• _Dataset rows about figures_
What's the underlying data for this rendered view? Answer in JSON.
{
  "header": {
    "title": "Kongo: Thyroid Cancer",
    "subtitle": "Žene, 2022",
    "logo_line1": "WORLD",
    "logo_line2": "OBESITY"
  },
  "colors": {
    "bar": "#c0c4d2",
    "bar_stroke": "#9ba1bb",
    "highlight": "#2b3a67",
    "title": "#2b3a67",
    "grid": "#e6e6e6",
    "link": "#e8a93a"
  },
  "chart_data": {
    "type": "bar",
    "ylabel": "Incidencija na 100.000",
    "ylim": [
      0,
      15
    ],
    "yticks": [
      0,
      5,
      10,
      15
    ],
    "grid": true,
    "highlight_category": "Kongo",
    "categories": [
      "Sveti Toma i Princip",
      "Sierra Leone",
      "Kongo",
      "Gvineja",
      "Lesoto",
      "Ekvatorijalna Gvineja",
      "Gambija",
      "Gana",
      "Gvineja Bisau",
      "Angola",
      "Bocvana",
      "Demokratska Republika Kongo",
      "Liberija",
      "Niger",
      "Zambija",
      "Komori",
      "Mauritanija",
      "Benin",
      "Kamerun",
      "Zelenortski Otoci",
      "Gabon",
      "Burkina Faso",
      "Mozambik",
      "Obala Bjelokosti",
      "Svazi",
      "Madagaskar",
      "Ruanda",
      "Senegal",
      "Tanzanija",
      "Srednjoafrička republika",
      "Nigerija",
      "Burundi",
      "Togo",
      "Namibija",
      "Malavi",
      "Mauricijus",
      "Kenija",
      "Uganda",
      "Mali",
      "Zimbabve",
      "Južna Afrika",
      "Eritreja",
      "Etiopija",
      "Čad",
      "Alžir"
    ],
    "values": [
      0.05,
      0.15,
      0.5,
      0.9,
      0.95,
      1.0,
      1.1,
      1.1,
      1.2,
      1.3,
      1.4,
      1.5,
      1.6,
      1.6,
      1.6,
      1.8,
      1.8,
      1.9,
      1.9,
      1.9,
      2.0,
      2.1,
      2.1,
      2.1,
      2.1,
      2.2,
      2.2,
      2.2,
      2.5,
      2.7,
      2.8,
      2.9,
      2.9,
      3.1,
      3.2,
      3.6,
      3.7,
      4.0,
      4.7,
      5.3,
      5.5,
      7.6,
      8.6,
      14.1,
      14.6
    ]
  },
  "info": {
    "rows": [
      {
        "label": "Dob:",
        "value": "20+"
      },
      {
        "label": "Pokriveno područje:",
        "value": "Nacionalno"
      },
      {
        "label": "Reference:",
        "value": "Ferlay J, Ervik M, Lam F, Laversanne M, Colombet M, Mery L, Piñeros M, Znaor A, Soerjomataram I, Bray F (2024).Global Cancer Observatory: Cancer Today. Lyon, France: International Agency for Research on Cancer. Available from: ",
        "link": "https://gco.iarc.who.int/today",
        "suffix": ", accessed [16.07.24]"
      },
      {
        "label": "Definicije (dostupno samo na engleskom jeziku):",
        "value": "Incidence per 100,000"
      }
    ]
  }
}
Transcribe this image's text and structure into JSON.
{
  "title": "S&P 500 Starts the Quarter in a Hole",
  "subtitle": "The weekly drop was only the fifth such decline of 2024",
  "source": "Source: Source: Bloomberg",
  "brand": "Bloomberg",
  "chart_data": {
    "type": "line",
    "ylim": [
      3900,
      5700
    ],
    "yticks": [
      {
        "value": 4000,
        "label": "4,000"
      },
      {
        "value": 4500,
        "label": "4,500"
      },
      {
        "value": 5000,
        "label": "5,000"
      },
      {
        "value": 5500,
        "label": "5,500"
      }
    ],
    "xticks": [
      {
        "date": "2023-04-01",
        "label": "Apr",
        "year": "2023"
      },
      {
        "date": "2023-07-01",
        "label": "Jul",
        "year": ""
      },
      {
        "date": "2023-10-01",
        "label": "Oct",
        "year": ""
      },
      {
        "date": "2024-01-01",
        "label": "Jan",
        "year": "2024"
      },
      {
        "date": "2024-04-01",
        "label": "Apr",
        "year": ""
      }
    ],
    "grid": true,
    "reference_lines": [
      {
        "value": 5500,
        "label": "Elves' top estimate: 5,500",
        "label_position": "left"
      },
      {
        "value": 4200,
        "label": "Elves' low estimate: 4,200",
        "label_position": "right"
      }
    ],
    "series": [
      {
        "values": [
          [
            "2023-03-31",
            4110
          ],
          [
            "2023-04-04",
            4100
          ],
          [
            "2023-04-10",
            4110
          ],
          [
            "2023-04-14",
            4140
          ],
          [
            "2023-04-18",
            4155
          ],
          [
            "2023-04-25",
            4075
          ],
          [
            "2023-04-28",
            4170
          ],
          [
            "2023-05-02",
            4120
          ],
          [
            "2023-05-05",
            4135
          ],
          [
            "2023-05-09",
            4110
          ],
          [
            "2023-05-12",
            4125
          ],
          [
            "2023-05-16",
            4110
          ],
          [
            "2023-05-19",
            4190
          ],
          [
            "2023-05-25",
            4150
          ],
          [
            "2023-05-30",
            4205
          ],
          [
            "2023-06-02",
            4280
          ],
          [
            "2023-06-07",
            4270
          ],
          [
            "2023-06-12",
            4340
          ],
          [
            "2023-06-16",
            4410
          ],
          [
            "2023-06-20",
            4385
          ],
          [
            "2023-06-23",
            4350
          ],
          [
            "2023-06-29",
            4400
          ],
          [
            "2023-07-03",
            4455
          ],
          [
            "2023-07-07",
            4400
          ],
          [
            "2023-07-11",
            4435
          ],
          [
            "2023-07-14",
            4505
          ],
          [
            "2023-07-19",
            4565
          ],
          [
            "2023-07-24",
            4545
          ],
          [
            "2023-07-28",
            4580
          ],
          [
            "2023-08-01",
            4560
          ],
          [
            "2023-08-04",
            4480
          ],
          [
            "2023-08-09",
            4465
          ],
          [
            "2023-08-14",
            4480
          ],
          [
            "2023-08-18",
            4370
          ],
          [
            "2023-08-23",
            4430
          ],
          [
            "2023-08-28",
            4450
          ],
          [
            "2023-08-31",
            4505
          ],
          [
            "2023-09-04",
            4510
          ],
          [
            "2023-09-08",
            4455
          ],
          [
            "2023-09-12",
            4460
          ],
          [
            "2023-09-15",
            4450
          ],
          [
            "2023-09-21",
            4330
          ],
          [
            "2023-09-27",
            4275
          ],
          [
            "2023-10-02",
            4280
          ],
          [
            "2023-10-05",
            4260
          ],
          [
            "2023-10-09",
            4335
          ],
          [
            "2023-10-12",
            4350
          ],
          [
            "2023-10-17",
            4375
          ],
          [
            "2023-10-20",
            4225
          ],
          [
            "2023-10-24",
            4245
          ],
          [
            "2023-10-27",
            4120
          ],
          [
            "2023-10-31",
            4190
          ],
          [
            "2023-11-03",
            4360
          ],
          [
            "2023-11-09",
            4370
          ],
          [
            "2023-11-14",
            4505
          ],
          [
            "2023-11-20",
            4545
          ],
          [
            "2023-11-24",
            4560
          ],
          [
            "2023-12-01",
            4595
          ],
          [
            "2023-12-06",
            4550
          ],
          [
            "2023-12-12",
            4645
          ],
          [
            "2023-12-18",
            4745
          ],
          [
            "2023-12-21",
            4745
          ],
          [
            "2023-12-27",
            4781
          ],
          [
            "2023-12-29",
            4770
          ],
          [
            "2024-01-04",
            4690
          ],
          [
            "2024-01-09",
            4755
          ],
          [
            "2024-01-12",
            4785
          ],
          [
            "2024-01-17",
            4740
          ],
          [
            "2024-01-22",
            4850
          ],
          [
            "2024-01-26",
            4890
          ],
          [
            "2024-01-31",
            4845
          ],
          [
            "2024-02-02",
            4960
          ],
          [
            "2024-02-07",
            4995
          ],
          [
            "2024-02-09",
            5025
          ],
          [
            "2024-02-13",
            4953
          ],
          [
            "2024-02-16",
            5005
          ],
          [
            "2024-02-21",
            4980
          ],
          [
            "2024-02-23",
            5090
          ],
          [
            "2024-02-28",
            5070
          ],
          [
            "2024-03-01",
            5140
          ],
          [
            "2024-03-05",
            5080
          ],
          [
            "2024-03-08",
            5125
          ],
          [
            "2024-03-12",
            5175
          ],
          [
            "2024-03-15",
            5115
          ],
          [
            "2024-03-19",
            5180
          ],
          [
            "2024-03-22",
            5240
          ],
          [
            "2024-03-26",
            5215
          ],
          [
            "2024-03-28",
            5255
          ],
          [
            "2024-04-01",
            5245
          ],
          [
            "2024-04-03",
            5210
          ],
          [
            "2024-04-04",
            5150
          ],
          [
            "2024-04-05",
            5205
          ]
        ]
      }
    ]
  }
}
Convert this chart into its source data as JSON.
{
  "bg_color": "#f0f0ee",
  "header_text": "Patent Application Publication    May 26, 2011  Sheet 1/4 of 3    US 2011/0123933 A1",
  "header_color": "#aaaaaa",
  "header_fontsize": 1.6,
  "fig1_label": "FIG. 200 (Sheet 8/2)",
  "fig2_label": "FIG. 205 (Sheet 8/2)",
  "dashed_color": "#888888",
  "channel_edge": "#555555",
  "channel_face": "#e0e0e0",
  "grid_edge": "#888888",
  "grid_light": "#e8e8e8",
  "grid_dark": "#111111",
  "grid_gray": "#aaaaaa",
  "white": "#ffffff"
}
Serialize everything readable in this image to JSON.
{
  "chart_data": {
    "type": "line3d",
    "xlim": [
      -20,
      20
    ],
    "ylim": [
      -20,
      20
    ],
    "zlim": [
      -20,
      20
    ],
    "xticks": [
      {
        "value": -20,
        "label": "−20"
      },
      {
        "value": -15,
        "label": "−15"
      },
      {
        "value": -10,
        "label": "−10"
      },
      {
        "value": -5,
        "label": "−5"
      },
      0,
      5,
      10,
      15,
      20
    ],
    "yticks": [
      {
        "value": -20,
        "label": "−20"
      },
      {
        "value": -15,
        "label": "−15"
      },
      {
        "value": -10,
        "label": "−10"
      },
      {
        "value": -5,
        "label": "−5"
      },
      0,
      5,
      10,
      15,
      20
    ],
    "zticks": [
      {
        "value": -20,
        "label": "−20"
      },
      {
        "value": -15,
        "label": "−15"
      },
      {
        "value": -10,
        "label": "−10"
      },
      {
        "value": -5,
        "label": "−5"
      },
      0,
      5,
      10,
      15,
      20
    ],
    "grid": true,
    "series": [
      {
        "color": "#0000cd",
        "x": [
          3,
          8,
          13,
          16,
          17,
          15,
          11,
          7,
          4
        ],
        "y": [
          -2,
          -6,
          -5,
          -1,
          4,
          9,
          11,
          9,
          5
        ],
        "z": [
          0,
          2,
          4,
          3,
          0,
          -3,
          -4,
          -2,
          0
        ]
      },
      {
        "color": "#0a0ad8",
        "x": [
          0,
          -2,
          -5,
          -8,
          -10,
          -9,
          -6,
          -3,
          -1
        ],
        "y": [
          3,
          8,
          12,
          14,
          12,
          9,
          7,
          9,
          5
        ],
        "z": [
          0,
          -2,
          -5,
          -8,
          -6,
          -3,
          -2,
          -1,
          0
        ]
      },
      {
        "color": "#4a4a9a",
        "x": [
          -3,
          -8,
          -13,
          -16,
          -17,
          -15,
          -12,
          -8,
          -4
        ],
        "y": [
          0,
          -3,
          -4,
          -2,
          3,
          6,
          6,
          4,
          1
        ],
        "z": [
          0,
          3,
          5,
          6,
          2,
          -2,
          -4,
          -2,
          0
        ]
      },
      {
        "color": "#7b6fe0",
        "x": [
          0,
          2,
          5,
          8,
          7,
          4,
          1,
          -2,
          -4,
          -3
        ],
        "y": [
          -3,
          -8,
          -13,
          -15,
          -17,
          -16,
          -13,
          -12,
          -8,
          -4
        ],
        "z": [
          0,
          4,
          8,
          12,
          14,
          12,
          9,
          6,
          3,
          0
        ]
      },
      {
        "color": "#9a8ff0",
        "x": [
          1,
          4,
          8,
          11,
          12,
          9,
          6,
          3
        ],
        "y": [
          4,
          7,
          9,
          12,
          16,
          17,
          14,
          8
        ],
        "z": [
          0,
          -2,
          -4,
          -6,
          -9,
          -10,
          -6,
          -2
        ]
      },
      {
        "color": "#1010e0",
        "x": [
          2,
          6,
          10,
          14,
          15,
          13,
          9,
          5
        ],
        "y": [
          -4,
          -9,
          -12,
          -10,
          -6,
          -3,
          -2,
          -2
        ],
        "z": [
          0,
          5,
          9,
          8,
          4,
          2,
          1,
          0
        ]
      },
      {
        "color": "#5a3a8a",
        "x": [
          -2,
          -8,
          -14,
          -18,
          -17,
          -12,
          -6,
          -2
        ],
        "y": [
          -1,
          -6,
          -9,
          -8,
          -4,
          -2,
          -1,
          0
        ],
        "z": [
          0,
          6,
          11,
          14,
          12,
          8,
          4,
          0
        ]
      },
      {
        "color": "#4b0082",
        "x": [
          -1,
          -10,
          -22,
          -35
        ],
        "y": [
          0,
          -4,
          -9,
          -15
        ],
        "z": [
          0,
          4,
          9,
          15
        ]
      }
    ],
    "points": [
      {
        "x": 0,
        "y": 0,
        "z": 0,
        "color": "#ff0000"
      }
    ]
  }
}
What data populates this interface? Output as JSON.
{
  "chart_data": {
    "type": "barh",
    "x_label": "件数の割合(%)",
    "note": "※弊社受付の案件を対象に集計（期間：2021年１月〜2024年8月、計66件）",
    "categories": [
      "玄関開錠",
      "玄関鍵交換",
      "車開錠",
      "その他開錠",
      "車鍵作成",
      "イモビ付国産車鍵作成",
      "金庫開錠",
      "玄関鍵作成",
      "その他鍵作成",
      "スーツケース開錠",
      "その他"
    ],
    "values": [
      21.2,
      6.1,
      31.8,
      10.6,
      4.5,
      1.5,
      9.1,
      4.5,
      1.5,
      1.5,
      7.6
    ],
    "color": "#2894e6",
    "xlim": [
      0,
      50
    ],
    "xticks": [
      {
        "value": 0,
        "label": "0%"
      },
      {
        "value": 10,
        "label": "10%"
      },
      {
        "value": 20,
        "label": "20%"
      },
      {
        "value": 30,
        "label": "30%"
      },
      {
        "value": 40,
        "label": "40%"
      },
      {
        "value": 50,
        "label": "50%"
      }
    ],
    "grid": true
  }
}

• _TASK REQUIREMENTS_
Review the material and copy each line in which the word "Kongo" appears.

• _RESPONSE TO THIS TASK_
    "title": "Kongo: Thyroid Cancer",
    "highlight_category": "Kongo",
      "Kongo",
      "Demokratska Republika Kongo",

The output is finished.